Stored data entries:
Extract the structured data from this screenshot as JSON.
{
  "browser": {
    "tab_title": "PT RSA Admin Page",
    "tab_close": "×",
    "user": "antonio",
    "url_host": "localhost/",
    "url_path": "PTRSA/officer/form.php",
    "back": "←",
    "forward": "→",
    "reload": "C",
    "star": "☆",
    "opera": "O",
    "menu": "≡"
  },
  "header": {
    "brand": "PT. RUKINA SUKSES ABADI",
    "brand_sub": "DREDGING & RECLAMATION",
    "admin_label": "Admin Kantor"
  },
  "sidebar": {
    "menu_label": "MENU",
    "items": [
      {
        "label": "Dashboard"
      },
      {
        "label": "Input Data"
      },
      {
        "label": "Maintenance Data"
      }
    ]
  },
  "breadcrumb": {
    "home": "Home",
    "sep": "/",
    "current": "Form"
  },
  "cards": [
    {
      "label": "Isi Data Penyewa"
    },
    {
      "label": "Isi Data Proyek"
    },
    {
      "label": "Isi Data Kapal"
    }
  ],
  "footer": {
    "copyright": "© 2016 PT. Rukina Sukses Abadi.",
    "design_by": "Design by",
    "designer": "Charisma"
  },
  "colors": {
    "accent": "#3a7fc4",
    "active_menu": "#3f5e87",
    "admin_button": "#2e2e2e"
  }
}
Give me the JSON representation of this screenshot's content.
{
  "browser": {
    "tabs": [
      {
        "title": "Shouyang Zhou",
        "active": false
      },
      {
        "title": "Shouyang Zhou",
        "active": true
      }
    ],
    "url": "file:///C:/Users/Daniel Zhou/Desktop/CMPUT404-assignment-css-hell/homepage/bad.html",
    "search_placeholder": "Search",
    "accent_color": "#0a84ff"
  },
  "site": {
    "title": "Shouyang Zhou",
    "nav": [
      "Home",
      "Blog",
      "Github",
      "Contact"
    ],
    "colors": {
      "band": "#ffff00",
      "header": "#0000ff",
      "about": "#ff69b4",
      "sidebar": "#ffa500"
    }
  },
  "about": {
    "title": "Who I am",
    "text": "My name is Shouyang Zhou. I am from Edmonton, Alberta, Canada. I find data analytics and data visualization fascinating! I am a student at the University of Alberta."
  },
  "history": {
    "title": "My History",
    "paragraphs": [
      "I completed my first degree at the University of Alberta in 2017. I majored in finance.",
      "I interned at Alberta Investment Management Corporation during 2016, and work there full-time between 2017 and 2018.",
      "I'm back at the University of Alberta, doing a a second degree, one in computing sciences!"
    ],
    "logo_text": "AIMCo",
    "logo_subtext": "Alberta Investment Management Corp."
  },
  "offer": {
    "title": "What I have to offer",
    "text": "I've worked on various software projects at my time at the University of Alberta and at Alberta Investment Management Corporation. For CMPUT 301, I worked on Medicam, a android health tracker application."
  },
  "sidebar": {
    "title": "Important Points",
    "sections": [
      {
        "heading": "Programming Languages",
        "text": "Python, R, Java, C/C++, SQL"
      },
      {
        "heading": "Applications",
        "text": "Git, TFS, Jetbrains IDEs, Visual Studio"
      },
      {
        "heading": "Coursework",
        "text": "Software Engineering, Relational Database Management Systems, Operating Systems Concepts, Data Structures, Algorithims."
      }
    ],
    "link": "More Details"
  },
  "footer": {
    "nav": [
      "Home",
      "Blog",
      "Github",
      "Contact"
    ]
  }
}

To be done:
State the number of lines that contain the string "Zhou", with no other words.

Response to the exercise:
5